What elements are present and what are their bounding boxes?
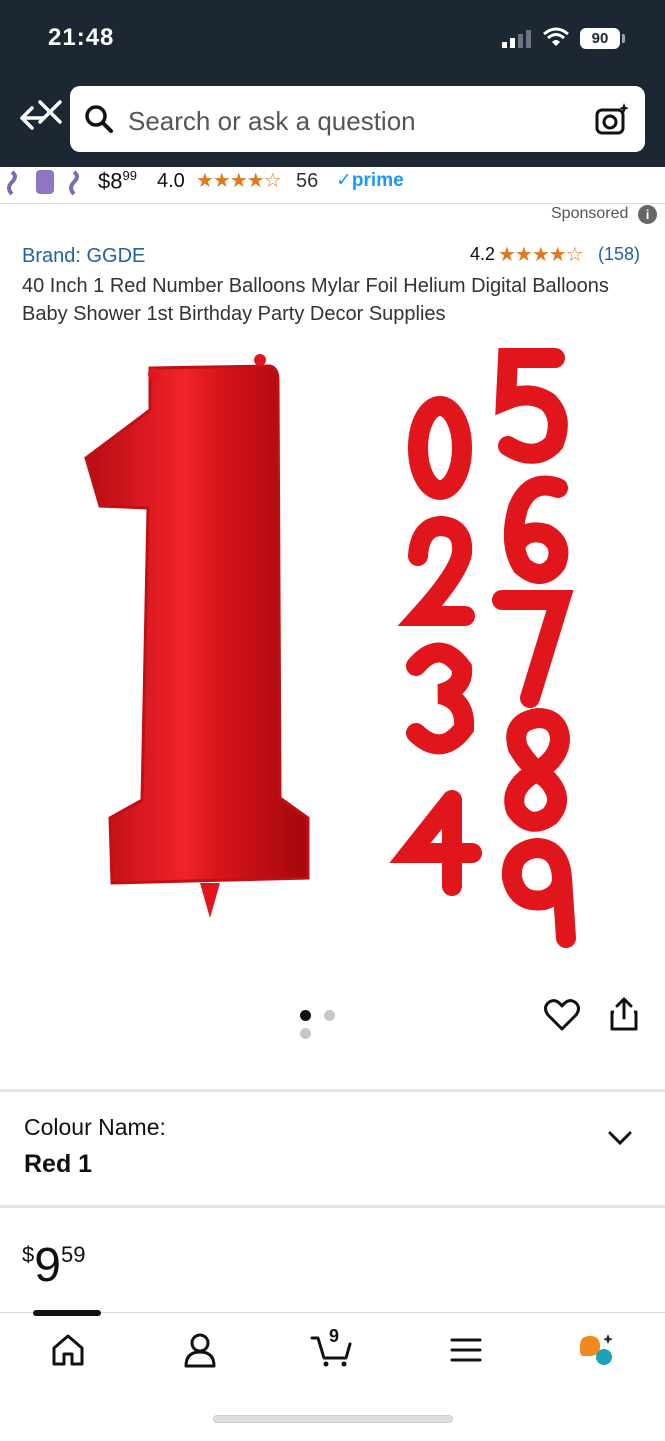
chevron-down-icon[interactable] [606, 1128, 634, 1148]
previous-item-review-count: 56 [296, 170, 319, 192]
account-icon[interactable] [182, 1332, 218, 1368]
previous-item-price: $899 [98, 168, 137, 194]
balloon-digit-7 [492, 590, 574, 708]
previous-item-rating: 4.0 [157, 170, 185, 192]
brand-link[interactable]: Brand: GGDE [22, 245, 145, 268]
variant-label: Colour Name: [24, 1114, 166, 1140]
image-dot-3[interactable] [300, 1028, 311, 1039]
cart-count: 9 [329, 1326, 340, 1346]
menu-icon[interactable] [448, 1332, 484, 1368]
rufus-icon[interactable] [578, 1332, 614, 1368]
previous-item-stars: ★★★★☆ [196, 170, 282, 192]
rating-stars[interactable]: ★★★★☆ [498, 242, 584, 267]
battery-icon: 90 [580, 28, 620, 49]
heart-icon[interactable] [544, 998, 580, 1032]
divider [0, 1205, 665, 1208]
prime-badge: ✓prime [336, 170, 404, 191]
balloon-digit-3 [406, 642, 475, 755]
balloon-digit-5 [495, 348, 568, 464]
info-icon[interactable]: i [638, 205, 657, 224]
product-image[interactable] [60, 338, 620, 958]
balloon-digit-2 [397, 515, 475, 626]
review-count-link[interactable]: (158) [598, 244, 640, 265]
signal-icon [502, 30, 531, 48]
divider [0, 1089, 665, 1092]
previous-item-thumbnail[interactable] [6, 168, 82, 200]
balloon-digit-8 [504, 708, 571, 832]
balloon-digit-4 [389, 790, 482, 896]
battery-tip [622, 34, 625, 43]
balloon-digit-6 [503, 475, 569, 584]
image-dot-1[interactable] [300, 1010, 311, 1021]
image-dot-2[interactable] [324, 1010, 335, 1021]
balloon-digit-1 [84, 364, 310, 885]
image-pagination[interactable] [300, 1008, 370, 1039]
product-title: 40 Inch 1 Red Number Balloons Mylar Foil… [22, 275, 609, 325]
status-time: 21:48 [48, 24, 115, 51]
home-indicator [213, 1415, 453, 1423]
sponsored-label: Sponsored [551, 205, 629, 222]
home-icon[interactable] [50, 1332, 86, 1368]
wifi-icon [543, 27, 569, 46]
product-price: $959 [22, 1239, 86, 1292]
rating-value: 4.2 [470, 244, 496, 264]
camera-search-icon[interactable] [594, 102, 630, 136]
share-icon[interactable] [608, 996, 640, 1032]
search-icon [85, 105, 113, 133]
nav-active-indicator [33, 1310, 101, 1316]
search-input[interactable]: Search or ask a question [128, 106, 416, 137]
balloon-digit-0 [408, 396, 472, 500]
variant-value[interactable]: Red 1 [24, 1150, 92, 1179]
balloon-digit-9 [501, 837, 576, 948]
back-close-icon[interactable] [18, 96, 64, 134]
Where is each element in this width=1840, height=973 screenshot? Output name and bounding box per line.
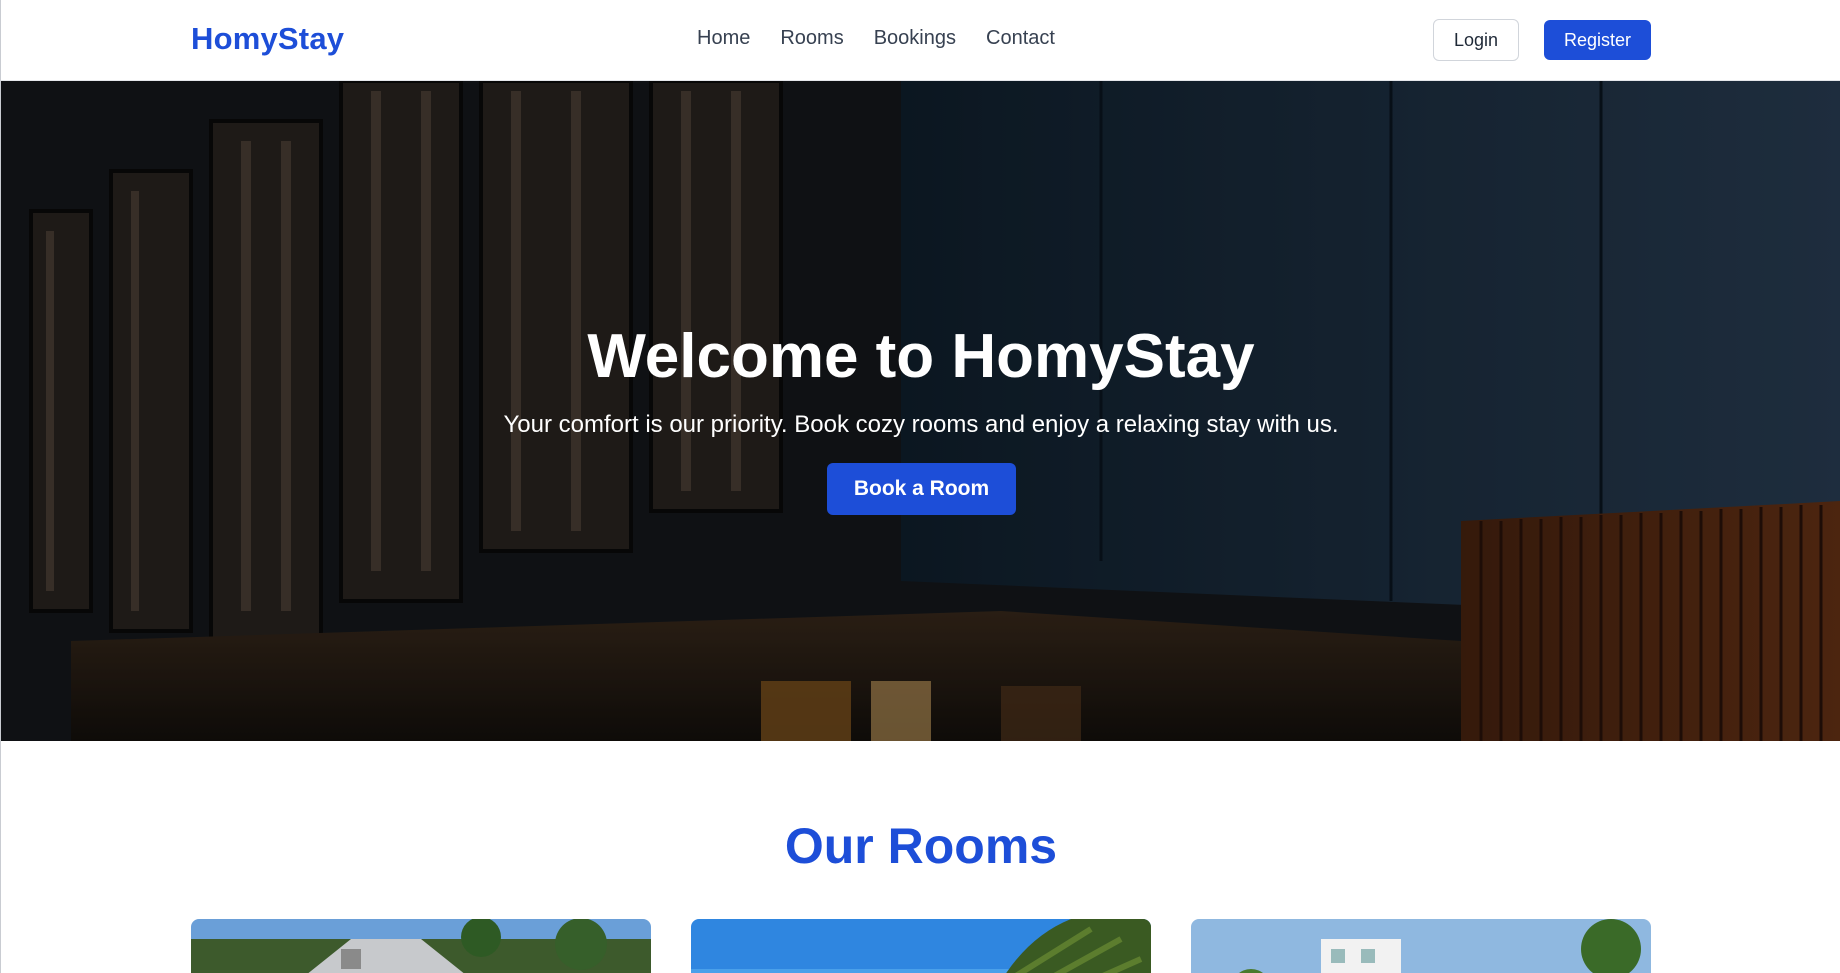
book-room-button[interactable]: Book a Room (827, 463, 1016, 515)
-------------------------
→ WRITTEN INSTRUCTION: Please rename "divider" to "separator" in the data, beginning at the line that has "chevron-down-icon[interactable] [606, 1128, 634, 1148]" and stopping after the line that has "sponsored-label: Sponsored [551, 205, 629, 222]". Give only those lines, with nothing else changed.

→ RESPONSE:
chevron-down-icon[interactable] [606, 1128, 634, 1148]
previous-item-review-count: 56 [296, 170, 319, 192]
account-icon[interactable] [182, 1332, 218, 1368]
previous-item-price: $899 [98, 168, 137, 194]
balloon-digit-7 [492, 590, 574, 708]
previous-item-rating: 4.0 [157, 170, 185, 192]
brand-link[interactable]: Brand: GGDE [22, 245, 145, 268]
variant-label: Colour Name: [24, 1114, 166, 1140]
image-dot-3[interactable] [300, 1028, 311, 1039]
cart-count: 9 [329, 1326, 340, 1346]
menu-icon[interactable] [448, 1332, 484, 1368]
rufus-icon[interactable] [578, 1332, 614, 1368]
previous-item-stars: ★★★★☆ [196, 170, 282, 192]
rating-stars[interactable]: ★★★★☆ [498, 242, 584, 267]
battery-icon: 90 [580, 28, 620, 49]
heart-icon[interactable] [544, 998, 580, 1032]
separator [0, 1205, 665, 1208]
prime-badge: ✓prime [336, 170, 404, 191]
balloon-digit-3 [406, 642, 475, 755]
balloon-digit-5 [495, 348, 568, 464]
info-icon[interactable]: i [638, 205, 657, 224]
product-image[interactable] [60, 338, 620, 958]
balloon-digit-2 [397, 515, 475, 626]
review-count-link[interactable]: (158) [598, 244, 640, 265]
signal-icon [502, 30, 531, 48]
separator [0, 1089, 665, 1092]
previous-item-thumbnail[interactable] [6, 168, 82, 200]
balloon-digit-8 [504, 708, 571, 832]
balloon-digit-4 [389, 790, 482, 896]
battery-tip [622, 34, 625, 43]
balloon-digit-6 [503, 475, 569, 584]
image-dot-1[interactable] [300, 1010, 311, 1021]
image-dot-2[interactable] [324, 1010, 335, 1021]
balloon-digit-1 [84, 364, 310, 885]
image-pagination[interactable] [300, 1008, 370, 1039]
product-title: 40 Inch 1 Red Number Balloons Mylar Foil… [22, 275, 609, 325]
status-time: 21:48 [48, 24, 115, 51]
home-indicator [213, 1415, 453, 1423]
sponsored-label: Sponsored [551, 205, 629, 222]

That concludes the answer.